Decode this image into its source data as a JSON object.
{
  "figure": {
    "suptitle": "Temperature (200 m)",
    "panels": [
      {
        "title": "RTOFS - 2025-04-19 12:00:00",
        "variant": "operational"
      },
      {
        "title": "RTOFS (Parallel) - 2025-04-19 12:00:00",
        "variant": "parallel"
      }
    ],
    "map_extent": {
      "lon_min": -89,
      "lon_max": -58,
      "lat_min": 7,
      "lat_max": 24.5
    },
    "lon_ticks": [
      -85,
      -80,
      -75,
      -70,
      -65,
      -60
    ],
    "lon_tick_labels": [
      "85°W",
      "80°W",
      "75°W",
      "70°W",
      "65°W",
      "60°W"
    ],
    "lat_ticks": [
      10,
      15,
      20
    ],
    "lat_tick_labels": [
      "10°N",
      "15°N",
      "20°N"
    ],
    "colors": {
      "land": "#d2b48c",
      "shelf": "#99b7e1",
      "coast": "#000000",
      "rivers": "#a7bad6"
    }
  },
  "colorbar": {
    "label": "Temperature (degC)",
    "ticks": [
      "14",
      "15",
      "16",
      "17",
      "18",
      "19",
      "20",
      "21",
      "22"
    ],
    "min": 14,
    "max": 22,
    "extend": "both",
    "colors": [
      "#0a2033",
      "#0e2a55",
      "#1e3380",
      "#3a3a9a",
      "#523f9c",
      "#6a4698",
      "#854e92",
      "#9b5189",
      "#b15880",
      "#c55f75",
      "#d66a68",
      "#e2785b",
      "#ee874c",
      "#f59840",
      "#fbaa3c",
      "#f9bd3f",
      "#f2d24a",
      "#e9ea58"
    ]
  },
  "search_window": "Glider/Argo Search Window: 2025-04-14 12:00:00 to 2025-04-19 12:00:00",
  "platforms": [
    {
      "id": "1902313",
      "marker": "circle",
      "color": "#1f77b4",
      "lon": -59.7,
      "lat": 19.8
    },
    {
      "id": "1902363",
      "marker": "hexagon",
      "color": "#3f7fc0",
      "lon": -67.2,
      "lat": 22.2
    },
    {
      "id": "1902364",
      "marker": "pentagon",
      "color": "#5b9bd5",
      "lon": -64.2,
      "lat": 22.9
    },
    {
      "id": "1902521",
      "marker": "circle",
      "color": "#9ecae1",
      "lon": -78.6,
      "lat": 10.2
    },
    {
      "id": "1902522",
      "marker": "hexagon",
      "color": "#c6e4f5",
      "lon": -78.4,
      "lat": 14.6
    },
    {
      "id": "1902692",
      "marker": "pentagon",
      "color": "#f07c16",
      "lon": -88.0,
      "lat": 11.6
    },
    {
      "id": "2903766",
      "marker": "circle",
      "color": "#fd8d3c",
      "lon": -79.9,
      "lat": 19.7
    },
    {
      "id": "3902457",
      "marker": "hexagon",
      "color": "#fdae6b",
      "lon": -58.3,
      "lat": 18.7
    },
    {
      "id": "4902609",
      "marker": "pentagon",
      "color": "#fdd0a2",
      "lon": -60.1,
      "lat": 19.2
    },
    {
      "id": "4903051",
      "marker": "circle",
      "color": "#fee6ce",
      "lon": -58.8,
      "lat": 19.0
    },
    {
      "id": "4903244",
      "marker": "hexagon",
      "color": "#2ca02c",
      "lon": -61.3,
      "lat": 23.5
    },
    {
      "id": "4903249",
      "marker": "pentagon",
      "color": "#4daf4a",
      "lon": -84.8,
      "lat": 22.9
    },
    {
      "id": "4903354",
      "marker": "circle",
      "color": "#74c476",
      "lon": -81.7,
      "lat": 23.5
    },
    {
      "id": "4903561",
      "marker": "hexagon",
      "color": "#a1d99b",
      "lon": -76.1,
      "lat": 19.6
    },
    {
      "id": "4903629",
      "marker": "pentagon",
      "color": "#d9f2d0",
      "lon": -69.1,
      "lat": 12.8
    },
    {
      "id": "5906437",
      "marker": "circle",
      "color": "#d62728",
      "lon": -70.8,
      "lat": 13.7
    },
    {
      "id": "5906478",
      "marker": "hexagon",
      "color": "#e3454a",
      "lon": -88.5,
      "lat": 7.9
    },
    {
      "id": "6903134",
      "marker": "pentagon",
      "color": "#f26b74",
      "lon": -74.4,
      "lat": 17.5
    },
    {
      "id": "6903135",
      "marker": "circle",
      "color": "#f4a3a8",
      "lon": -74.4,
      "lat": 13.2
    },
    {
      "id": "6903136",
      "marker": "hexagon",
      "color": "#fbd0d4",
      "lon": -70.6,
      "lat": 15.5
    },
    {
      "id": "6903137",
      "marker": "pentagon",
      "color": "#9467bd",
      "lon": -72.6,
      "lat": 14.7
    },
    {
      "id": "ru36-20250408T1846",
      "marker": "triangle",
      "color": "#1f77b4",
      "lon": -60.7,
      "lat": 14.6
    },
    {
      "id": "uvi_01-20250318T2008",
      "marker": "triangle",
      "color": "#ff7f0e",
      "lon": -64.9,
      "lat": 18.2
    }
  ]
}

━━━

__Task__.
Retype the listing exactly, in full.

__Result for this exercise__.
Decode this image into its source data as a JSON object.
{
  "figure": {
    "suptitle": "Temperature (200 m)",
    "panels": [
      {
        "title": "RTOFS - 2025-04-19 12:00:00",
        "variant": "operational"
      },
      {
        "title": "RTOFS (Parallel) - 2025-04-19 12:00:00",
        "variant": "parallel"
      }
    ],
    "map_extent": {
      "lon_min": -89,
      "lon_max": -58,
      "lat_min": 7,
      "lat_max": 24.5
    },
    "lon_ticks": [
      -85,
      -80,
      -75,
      -70,
      -65,
      -60
    ],
    "lon_tick_labels": [
      "85°W",
      "80°W",
      "75°W",
      "70°W",
      "65°W",
      "60°W"
    ],
    "lat_ticks": [
      10,
      15,
      20
    ],
    "lat_tick_labels": [
      "10°N",
      "15°N",
      "20°N"
    ],
    "colors": {
      "land": "#d2b48c",
      "shelf": "#99b7e1",
      "coast": "#000000",
      "rivers": "#a7bad6"
    }
  },
  "colorbar": {
    "label": "Temperature (degC)",
    "ticks": [
      "14",
      "15",
      "16",
      "17",
      "18",
      "19",
      "20",
      "21",
      "22"
    ],
    "min": 14,
    "max": 22,
    "extend": "both",
    "colors": [
      "#0a2033",
      "#0e2a55",
      "#1e3380",
      "#3a3a9a",
      "#523f9c",
      "#6a4698",
      "#854e92",
      "#9b5189",
      "#b15880",
      "#c55f75",
      "#d66a68",
      "#e2785b",
      "#ee874c",
      "#f59840",
      "#fbaa3c",
      "#f9bd3f",
      "#f2d24a",
      "#e9ea58"
    ]
  },
  "search_window": "Glider/Argo Search Window: 2025-04-14 12:00:00 to 2025-04-19 12:00:00",
  "platforms": [
    {
      "id": "1902313",
      "marker": "circle",
      "color": "#1f77b4",
      "lon": -59.7,
      "lat": 19.8
    },
    {
      "id": "1902363",
      "marker": "hexagon",
      "color": "#3f7fc0",
      "lon": -67.2,
      "lat": 22.2
    },
    {
      "id": "1902364",
      "marker": "pentagon",
      "color": "#5b9bd5",
      "lon": -64.2,
      "lat": 22.9
    },
    {
      "id": "1902521",
      "marker": "circle",
      "color": "#9ecae1",
      "lon": -78.6,
      "lat": 10.2
    },
    {
      "id": "1902522",
      "marker": "hexagon",
      "color": "#c6e4f5",
      "lon": -78.4,
      "lat": 14.6
    },
    {
      "id": "1902692",
      "marker": "pentagon",
      "color": "#f07c16",
      "lon": -88.0,
      "lat": 11.6
    },
    {
      "id": "2903766",
      "marker": "circle",
      "color": "#fd8d3c",
      "lon": -79.9,
      "lat": 19.7
    },
    {
      "id": "3902457",
      "marker": "hexagon",
      "color": "#fdae6b",
      "lon": -58.3,
      "lat": 18.7
    },
    {
      "id": "4902609",
      "marker": "pentagon",
      "color": "#fdd0a2",
      "lon": -60.1,
      "lat": 19.2
    },
    {
      "id": "4903051",
      "marker": "circle",
      "color": "#fee6ce",
      "lon": -58.8,
      "lat": 19.0
    },
    {
      "id": "4903244",
      "marker": "hexagon",
      "color": "#2ca02c",
      "lon": -61.3,
      "lat": 23.5
    },
    {
      "id": "4903249",
      "marker": "pentagon",
      "color": "#4daf4a",
      "lon": -84.8,
      "lat": 22.9
    },
    {
      "id": "4903354",
      "marker": "circle",
      "color": "#74c476",
      "lon": -81.7,
      "lat": 23.5
    },
    {
      "id": "4903561",
      "marker": "hexagon",
      "color": "#a1d99b",
      "lon": -76.1,
      "lat": 19.6
    },
    {
      "id": "4903629",
      "marker": "pentagon",
      "color": "#d9f2d0",
      "lon": -69.1,
      "lat": 12.8
    },
    {
      "id": "5906437",
      "marker": "circle",
      "color": "#d62728",
      "lon": -70.8,
      "lat": 13.7
    },
    {
      "id": "5906478",
      "marker": "hexagon",
      "color": "#e3454a",
      "lon": -88.5,
      "lat": 7.9
    },
    {
      "id": "6903134",
      "marker": "pentagon",
      "color": "#f26b74",
      "lon": -74.4,
      "lat": 17.5
    },
    {
      "id": "6903135",
      "marker": "circle",
      "color": "#f4a3a8",
      "lon": -74.4,
      "lat": 13.2
    },
    {
      "id": "6903136",
      "marker": "hexagon",
      "color": "#fbd0d4",
      "lon": -70.6,
      "lat": 15.5
    },
    {
      "id": "6903137",
      "marker": "pentagon",
      "color": "#9467bd",
      "lon": -72.6,
      "lat": 14.7
    },
    {
      "id": "ru36-20250408T1846",
      "marker": "triangle",
      "color": "#1f77b4",
      "lon": -60.7,
      "lat": 14.6
    },
    {
      "id": "uvi_01-20250318T2008",
      "marker": "triangle",
      "color": "#ff7f0e",
      "lon": -64.9,
      "lat": 18.2
    }
  ]
}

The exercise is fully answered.